WRITTEN PROBLEM: Below are the entries; count the lines in them that contain the word "Hirnhälfte" and give only the number.

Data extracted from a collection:
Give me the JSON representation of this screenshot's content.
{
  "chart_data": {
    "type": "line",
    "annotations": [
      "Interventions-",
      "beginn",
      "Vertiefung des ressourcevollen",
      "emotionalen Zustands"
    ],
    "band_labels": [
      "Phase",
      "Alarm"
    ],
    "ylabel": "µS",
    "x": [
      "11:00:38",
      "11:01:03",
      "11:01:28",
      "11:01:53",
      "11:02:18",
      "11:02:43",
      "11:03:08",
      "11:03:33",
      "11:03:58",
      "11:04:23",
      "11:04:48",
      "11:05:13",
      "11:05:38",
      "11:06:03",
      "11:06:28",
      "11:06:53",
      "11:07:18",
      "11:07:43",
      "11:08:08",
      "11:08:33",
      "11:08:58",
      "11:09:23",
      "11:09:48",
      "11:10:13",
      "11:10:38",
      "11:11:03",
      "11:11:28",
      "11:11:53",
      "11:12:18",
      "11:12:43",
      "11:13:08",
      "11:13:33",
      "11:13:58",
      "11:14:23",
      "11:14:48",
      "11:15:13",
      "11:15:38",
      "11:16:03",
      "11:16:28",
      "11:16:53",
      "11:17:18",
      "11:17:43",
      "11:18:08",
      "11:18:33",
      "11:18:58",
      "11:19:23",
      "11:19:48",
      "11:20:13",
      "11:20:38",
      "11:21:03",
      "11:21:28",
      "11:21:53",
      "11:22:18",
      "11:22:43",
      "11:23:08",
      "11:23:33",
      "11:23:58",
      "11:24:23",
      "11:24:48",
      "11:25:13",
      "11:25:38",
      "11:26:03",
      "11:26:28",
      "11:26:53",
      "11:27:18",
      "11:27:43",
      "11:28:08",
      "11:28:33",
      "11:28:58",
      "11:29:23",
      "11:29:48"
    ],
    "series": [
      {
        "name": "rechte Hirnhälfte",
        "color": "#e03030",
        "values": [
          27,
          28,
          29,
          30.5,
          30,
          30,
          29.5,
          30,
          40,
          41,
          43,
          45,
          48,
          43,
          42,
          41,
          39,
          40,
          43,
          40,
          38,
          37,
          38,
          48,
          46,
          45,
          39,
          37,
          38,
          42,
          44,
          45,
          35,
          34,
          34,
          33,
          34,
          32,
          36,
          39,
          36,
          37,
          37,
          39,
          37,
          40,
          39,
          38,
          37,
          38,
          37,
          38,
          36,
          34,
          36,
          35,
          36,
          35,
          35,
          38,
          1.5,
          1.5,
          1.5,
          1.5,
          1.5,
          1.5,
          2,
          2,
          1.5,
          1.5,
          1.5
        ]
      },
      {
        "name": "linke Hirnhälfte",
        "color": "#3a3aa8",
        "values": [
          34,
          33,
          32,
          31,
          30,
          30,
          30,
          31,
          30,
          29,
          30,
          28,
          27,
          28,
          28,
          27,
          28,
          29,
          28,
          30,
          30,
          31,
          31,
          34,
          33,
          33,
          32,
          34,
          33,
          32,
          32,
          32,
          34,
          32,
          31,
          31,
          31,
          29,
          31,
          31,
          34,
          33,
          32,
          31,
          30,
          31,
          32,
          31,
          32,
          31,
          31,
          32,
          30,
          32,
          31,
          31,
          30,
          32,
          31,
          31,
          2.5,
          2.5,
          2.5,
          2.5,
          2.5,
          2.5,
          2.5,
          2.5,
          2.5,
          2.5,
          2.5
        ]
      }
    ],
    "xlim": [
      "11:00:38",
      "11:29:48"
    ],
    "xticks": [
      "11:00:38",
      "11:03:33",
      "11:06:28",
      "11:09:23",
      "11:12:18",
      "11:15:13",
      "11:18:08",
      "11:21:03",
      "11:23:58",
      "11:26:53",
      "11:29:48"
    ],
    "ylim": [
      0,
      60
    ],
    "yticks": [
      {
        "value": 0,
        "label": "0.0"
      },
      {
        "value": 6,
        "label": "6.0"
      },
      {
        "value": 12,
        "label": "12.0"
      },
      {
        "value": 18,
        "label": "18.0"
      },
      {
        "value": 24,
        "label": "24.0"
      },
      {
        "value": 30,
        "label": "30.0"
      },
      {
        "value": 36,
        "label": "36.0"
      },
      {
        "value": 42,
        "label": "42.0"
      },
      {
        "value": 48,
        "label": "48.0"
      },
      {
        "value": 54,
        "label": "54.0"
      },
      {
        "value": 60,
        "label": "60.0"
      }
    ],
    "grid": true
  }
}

EXERCISE ANSWER: 2